### Task requirements
Repeat each line exactly as it is written.

▼

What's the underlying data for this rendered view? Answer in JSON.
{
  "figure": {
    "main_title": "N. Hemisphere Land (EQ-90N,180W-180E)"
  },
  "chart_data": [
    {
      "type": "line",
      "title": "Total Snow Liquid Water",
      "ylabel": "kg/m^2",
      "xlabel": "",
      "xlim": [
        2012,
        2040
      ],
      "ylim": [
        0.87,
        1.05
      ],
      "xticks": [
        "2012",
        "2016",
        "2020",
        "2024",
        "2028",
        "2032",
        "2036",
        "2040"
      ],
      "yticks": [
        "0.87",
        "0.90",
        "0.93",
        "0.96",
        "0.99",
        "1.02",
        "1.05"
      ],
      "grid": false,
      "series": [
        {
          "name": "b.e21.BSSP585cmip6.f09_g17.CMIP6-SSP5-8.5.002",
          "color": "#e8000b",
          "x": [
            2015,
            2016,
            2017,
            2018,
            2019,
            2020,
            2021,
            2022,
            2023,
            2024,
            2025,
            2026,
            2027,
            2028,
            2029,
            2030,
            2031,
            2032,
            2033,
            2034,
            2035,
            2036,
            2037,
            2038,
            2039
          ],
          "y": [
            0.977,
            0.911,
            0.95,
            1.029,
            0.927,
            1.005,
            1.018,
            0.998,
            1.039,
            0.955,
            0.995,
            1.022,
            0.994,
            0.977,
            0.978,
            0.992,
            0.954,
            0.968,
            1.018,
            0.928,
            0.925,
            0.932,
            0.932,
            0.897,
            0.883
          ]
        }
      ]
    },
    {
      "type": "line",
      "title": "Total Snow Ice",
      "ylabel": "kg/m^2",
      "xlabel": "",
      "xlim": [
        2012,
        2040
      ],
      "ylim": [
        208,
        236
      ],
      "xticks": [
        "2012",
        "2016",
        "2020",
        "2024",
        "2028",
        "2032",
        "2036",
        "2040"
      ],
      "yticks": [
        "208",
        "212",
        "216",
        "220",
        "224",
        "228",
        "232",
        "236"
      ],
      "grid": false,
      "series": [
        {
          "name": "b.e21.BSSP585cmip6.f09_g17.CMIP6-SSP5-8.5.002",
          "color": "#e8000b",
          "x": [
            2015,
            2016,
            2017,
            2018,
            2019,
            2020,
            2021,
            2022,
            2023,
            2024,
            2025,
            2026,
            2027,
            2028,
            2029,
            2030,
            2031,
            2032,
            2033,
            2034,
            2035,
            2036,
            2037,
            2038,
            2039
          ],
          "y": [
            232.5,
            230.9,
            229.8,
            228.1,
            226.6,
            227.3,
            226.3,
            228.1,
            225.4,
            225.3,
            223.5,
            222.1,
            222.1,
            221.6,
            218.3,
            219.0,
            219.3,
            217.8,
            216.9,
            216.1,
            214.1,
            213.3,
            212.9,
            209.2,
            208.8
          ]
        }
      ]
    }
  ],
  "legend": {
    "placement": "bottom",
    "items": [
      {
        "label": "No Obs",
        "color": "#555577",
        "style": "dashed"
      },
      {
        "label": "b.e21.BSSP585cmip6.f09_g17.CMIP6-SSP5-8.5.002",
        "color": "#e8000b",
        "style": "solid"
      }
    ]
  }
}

▲

### Exercise solution
What's the underlying data for this rendered view? Answer in JSON.
{
  "figure": {
    "main_title": "N. Hemisphere Land (EQ-90N,180W-180E)"
  },
  "chart_data": [
    {
      "type": "line",
      "title": "Total Snow Liquid Water",
      "ylabel": "kg/m^2",
      "xlabel": "",
      "xlim": [
        2012,
        2040
      ],
      "ylim": [
        0.87,
        1.05
      ],
      "xticks": [
        "2012",
        "2016",
        "2020",
        "2024",
        "2028",
        "2032",
        "2036",
        "2040"
      ],
      "yticks": [
        "0.87",
        "0.90",
        "0.93",
        "0.96",
        "0.99",
        "1.02",
        "1.05"
      ],
      "grid": false,
      "series": [
        {
          "name": "b.e21.BSSP585cmip6.f09_g17.CMIP6-SSP5-8.5.002",
          "color": "#e8000b",
          "x": [
            2015,
            2016,
            2017,
            2018,
            2019,
            2020,
            2021,
            2022,
            2023,
            2024,
            2025,
            2026,
            2027,
            2028,
            2029,
            2030,
            2031,
            2032,
            2033,
            2034,
            2035,
            2036,
            2037,
            2038,
            2039
          ],
          "y": [
            0.977,
            0.911,
            0.95,
            1.029,
            0.927,
            1.005,
            1.018,
            0.998,
            1.039,
            0.955,
            0.995,
            1.022,
            0.994,
            0.977,
            0.978,
            0.992,
            0.954,
            0.968,
            1.018,
            0.928,
            0.925,
            0.932,
            0.932,
            0.897,
            0.883
          ]
        }
      ]
    },
    {
      "type": "line",
      "title": "Total Snow Ice",
      "ylabel": "kg/m^2",
      "xlabel": "",
      "xlim": [
        2012,
        2040
      ],
      "ylim": [
        208,
        236
      ],
      "xticks": [
        "2012",
        "2016",
        "2020",
        "2024",
        "2028",
        "2032",
        "2036",
        "2040"
      ],
      "yticks": [
        "208",
        "212",
        "216",
        "220",
        "224",
        "228",
        "232",
        "236"
      ],
      "grid": false,
      "series": [
        {
          "name": "b.e21.BSSP585cmip6.f09_g17.CMIP6-SSP5-8.5.002",
          "color": "#e8000b",
          "x": [
            2015,
            2016,
            2017,
            2018,
            2019,
            2020,
            2021,
            2022,
            2023,
            2024,
            2025,
            2026,
            2027,
            2028,
            2029,
            2030,
            2031,
            2032,
            2033,
            2034,
            2035,
            2036,
            2037,
            2038,
            2039
          ],
          "y": [
            232.5,
            230.9,
            229.8,
            228.1,
            226.6,
            227.3,
            226.3,
            228.1,
            225.4,
            225.3,
            223.5,
            222.1,
            222.1,
            221.6,
            218.3,
            219.0,
            219.3,
            217.8,
            216.9,
            216.1,
            214.1,
            213.3,
            212.9,
            209.2,
            208.8
          ]
        }
      ]
    }
  ],
  "legend": {
    "placement": "bottom",
    "items": [
      {
        "label": "No Obs",
        "color": "#555577",
        "style": "dashed"
      },
      {
        "label": "b.e21.BSSP585cmip6.f09_g17.CMIP6-SSP5-8.5.002",
        "color": "#e8000b",
        "style": "solid"
      }
    ]
  }
}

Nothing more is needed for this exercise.